- Exercise task
Using the material below, work out how many lines contain the word "سميت". Reply with the number and nothing more.

- Data records
╔══

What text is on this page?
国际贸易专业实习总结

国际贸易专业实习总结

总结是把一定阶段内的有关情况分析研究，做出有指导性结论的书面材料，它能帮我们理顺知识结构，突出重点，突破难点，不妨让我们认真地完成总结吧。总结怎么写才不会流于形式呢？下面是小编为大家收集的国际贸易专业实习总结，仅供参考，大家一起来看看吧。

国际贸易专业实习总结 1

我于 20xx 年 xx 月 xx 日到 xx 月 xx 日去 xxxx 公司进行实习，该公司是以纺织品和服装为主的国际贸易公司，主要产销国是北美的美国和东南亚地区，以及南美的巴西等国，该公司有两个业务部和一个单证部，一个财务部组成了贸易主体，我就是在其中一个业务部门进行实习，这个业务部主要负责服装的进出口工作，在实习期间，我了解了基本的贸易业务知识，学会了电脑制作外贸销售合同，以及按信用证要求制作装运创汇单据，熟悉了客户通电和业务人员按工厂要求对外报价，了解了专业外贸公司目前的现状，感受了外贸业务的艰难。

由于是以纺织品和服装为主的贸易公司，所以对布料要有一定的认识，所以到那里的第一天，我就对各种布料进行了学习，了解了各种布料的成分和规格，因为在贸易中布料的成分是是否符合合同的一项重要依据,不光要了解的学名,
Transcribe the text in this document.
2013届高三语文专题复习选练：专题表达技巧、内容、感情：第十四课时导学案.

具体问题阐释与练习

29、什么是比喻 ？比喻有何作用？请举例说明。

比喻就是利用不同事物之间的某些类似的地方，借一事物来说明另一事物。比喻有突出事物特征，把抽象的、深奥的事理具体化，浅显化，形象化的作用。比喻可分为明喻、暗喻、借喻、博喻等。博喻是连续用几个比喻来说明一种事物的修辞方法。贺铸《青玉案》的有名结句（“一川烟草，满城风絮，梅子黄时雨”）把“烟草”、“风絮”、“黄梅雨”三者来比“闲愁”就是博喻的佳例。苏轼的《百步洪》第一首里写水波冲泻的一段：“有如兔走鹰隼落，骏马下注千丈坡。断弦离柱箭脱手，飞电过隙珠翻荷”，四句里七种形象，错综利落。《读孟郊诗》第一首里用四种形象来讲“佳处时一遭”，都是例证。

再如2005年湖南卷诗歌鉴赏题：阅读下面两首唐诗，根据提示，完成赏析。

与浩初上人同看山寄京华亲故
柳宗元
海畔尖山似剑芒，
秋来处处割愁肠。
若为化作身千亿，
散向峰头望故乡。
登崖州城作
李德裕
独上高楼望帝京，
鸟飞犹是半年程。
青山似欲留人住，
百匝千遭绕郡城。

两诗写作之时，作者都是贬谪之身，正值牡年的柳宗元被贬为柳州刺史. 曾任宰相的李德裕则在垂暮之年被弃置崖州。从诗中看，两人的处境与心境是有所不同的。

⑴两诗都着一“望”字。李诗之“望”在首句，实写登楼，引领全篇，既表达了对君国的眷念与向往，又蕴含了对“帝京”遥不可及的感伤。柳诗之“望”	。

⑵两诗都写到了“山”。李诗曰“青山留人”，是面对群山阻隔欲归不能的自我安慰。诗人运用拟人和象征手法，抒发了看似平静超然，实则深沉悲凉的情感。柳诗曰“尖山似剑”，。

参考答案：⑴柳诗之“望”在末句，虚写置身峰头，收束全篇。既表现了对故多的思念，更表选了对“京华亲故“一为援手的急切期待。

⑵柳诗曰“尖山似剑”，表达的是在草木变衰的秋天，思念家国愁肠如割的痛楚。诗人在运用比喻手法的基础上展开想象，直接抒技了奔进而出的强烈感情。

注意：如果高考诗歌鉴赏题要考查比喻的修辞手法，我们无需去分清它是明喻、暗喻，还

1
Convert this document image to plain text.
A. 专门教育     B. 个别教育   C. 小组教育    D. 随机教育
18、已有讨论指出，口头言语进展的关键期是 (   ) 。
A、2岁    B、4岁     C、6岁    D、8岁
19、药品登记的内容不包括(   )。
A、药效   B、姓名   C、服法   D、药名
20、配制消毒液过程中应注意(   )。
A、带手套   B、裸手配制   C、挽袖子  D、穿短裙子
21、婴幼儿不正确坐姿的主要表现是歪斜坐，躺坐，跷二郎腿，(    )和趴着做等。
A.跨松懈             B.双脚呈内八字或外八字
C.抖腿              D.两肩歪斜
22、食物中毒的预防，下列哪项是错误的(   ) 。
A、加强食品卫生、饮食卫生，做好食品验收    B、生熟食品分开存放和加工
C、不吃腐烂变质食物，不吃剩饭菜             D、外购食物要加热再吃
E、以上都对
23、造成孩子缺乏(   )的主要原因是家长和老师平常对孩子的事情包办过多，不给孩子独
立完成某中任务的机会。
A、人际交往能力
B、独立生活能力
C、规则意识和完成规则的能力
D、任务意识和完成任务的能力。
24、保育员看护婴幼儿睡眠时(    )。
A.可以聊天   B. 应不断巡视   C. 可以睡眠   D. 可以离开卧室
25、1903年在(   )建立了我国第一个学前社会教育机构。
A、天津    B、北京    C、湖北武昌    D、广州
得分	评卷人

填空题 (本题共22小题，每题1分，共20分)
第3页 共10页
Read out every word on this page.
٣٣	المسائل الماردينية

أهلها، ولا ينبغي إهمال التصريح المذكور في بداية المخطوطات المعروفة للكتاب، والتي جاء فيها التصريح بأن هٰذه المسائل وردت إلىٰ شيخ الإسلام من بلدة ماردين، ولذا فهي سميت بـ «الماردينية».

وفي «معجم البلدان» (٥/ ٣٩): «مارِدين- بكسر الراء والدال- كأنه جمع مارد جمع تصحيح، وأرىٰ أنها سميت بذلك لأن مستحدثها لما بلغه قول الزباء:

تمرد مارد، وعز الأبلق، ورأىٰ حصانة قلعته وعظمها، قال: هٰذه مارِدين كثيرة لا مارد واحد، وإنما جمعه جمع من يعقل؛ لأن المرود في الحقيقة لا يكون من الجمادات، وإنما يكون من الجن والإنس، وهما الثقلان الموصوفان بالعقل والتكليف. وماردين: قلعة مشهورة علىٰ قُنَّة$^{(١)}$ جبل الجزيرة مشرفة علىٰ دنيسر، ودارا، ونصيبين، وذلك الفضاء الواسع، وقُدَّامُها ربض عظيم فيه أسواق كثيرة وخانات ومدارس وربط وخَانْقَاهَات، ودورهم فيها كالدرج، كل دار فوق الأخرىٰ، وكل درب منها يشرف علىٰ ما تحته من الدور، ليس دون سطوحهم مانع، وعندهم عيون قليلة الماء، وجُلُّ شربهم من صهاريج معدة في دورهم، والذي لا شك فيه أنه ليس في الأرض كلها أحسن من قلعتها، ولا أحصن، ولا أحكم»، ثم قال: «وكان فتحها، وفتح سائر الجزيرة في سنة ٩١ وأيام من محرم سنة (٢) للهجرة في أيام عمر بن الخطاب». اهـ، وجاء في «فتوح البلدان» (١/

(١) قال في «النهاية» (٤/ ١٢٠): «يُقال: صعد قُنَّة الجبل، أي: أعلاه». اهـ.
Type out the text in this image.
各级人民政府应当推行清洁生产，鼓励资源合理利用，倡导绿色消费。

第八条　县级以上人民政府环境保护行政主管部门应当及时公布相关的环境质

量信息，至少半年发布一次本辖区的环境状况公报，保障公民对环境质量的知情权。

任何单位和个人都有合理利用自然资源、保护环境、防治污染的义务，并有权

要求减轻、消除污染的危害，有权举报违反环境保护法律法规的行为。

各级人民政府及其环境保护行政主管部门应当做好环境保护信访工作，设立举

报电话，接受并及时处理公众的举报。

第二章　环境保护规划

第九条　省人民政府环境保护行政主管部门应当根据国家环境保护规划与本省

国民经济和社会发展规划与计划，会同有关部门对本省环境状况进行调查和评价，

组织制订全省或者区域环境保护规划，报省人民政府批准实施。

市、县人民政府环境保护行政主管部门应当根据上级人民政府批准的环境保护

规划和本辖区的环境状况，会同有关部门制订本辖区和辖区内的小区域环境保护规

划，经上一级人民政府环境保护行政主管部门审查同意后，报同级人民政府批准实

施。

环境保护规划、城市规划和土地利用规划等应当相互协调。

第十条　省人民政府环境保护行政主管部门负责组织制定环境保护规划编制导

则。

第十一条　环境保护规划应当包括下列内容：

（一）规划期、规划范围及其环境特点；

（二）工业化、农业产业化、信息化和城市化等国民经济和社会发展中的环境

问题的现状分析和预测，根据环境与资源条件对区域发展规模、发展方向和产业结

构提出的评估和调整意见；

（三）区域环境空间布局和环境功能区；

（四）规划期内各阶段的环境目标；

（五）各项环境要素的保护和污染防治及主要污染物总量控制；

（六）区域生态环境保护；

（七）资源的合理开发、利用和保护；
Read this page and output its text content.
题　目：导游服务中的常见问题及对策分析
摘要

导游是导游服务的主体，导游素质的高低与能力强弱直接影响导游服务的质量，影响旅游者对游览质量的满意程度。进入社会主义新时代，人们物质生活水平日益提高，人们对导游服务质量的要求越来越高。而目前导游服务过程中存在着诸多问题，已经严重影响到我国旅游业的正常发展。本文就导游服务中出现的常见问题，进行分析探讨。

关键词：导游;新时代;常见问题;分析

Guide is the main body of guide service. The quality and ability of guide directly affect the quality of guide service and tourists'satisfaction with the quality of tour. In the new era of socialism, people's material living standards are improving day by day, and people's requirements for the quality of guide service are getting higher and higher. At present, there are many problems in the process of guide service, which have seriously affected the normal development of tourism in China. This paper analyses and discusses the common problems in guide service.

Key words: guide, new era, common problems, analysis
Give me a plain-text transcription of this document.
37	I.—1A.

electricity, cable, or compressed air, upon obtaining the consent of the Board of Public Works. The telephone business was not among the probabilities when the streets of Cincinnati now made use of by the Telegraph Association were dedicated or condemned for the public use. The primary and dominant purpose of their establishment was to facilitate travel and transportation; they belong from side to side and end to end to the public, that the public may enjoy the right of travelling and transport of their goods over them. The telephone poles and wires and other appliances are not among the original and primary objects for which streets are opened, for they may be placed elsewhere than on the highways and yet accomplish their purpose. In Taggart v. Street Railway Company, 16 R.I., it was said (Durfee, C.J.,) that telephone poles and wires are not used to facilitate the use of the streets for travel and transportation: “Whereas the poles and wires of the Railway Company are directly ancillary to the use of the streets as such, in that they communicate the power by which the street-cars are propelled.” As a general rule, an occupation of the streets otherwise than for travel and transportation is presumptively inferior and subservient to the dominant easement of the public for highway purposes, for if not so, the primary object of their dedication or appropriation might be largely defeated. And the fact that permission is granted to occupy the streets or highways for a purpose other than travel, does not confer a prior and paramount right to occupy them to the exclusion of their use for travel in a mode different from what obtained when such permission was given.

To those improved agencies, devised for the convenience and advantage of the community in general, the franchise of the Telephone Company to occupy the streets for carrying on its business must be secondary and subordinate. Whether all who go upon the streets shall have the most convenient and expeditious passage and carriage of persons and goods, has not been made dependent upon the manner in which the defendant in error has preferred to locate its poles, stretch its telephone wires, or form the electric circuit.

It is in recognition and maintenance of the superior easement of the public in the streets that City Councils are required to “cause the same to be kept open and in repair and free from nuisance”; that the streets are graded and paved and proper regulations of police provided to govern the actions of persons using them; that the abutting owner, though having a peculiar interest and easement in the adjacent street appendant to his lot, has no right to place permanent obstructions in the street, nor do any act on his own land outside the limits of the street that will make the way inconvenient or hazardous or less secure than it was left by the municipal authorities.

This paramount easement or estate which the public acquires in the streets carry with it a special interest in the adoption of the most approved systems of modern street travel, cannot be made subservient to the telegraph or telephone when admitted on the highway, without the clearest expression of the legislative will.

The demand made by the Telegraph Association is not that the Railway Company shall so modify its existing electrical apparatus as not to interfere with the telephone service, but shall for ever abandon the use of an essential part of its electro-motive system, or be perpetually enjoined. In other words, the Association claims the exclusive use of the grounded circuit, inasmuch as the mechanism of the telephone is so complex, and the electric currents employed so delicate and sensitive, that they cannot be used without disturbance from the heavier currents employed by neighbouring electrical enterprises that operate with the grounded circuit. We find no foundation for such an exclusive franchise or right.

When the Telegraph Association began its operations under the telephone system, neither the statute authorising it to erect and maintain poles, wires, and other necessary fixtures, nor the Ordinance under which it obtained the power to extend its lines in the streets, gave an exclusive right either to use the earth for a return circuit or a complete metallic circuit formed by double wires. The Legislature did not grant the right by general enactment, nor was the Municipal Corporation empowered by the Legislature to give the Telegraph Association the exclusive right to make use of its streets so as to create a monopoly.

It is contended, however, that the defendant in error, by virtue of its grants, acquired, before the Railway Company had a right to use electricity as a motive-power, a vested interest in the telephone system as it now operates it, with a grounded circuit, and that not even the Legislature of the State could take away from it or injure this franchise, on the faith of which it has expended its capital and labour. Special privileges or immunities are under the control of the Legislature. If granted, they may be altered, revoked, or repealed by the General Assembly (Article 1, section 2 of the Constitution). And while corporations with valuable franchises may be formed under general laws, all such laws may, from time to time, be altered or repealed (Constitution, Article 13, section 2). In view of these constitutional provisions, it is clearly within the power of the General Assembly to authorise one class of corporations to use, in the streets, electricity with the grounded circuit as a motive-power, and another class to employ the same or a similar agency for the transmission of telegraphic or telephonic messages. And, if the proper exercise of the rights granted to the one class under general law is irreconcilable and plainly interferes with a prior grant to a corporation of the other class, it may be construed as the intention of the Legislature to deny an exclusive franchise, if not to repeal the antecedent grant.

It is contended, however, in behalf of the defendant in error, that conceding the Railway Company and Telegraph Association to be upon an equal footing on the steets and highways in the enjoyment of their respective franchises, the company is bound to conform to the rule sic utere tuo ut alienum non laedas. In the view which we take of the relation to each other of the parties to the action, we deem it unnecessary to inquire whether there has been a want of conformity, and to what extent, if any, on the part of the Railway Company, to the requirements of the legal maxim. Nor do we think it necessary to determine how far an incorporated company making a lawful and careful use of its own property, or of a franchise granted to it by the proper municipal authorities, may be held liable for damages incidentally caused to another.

╚══

- Exercise solution
2